Identify each line below containing the string "spread" and copy it.
━━ DATA PROVIDED
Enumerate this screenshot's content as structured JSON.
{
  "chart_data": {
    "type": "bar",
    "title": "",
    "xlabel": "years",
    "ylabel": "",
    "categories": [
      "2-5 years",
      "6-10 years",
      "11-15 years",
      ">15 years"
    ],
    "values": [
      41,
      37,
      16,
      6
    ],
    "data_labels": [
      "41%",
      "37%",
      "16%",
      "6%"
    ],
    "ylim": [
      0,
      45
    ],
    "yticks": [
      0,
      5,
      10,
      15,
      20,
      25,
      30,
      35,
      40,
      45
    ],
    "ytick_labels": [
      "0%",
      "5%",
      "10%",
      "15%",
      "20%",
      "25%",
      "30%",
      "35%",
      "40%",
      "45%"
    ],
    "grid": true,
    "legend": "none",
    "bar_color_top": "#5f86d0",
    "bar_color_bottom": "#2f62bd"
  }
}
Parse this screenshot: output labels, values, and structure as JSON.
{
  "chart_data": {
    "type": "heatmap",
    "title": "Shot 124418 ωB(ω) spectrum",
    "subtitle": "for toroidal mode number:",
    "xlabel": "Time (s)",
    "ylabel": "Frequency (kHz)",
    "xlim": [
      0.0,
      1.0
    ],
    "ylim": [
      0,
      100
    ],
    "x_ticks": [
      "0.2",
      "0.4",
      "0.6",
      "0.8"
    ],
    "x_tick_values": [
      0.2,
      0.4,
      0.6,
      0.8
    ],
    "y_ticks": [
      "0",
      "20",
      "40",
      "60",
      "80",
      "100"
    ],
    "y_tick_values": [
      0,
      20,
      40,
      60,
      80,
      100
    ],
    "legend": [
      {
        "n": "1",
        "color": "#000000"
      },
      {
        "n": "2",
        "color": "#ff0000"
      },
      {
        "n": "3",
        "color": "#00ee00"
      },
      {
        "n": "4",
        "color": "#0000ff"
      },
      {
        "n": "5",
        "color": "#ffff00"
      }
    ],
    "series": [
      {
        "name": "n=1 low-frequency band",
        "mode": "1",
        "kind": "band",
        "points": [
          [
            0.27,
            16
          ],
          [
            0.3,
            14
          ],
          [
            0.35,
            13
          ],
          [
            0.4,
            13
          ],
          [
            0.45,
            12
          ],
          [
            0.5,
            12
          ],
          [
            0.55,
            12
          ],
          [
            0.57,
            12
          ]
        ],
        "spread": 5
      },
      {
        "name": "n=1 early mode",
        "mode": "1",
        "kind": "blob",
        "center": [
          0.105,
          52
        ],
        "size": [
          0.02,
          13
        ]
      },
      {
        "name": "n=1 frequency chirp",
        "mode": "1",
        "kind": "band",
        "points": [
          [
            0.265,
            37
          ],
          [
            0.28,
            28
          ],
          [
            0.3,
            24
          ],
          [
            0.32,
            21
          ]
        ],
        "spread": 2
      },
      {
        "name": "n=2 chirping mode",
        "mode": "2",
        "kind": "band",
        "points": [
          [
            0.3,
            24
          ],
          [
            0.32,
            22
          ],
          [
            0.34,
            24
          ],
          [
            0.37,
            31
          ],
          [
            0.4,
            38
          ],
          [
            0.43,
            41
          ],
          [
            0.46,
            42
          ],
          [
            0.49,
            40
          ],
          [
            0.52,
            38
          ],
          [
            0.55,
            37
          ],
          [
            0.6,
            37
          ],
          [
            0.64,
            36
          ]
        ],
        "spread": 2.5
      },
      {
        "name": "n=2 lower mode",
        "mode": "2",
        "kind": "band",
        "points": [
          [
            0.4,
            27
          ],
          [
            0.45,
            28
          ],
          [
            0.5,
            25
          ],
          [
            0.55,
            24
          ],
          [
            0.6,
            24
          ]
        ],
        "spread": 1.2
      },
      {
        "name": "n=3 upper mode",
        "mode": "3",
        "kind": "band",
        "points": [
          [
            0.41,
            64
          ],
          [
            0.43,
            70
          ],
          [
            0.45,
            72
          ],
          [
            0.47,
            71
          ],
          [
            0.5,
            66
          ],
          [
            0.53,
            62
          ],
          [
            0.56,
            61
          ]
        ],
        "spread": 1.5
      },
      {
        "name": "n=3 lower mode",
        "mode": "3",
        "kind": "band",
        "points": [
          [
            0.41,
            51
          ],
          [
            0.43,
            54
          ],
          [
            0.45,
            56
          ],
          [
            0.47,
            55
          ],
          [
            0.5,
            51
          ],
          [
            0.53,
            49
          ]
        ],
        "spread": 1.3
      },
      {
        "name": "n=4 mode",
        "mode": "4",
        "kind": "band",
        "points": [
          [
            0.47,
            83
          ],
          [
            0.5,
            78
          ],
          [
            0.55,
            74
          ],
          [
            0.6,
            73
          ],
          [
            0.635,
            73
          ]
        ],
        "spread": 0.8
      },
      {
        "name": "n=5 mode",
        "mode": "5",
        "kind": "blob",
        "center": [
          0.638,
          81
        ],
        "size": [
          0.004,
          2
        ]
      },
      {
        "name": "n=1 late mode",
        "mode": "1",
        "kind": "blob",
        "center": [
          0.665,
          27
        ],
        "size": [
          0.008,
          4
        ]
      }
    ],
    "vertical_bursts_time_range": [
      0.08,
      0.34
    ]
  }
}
━━━━
SOLUTION FOR THIS EXERCISE:
        "spread": 5
        "spread": 2
        "spread": 2.5
        "spread": 1.2
        "spread": 1.5
        "spread": 1.3
        "spread": 0.8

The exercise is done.